■ **Excerpted data**
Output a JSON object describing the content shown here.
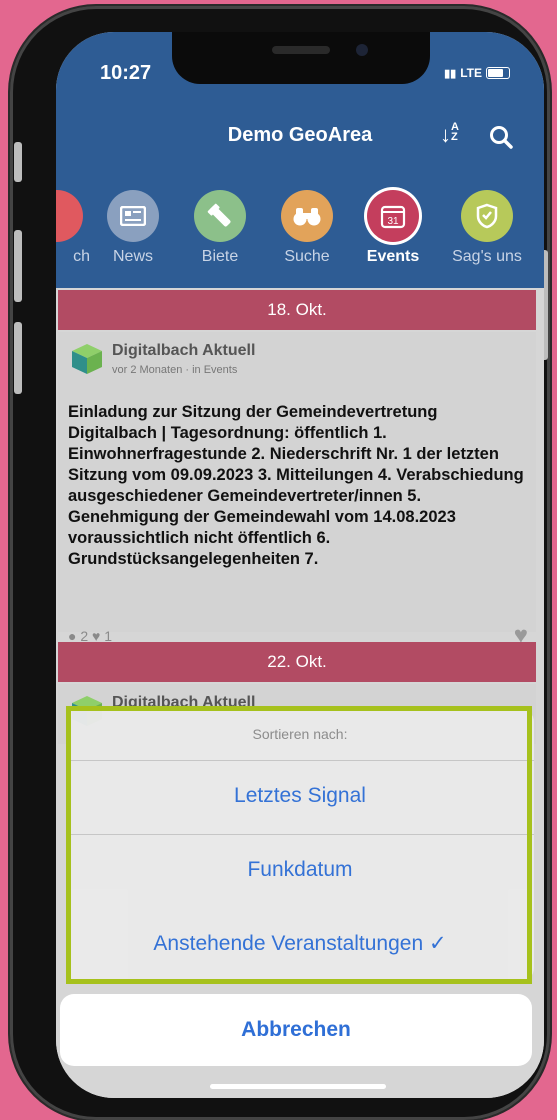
{
  "status": {
    "time": "10:27",
    "network": "LTE"
  },
  "header": {
    "title": "Demo GeoArea"
  },
  "categories": [
    {
      "label": "ch",
      "icon": "partial-icon",
      "color": "#e0595f"
    },
    {
      "label": "News",
      "icon": "newspaper-icon",
      "color": "#8aa0bf"
    },
    {
      "label": "Biete",
      "icon": "flashlight-icon",
      "color": "#8cc08a"
    },
    {
      "label": "Suche",
      "icon": "binoculars-icon",
      "color": "#e2a35a"
    },
    {
      "label": "Events",
      "icon": "calendar-icon",
      "color": "#c43e5d",
      "day": "31"
    },
    {
      "label": "Sag's uns",
      "icon": "shield-icon",
      "color": "#b7c95a"
    }
  ],
  "feed": [
    {
      "date": "18. Okt.",
      "author": "Digitalbach Aktuell",
      "meta": "vor 2 Monaten · in Events",
      "text": "Einladung zur Sitzung der Gemeindevertretung Digitalbach | Tagesordnung: öffentlich 1. Einwohnerfragestunde 2. Niederschrift Nr. 1 der letzten Sitzung vom 09.09.2023 3. Mitteilungen 4. Verabschiedung ausgeschiedener Gemeindevertreter/innen 5. Genehmigung der Gemeindewahl vom 14.08.2023 voraussichtlich nicht öffentlich 6. Grundstücksangelegenheiten 7.",
      "comments": "2",
      "likes": "1"
    },
    {
      "date": "22. Okt.",
      "author": "Digitalbach Aktuell"
    }
  ],
  "action_sheet": {
    "title": "Sortieren nach:",
    "options": [
      "Letztes Signal",
      "Funkdatum",
      "Anstehende Veranstaltungen ✓"
    ],
    "cancel": "Abbrechen"
  },
  "colors": {
    "header": "#2e5c94",
    "banner": "#b24b63",
    "action": "#2f6fd6",
    "highlight": "#a6c11c",
    "background": "#e3678f"
  }
}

■ **Objective**
Gather all lines where the word "title" appears.

■ **Correct response**
    "title": "Demo GeoArea"
    "title": "Sortieren nach:",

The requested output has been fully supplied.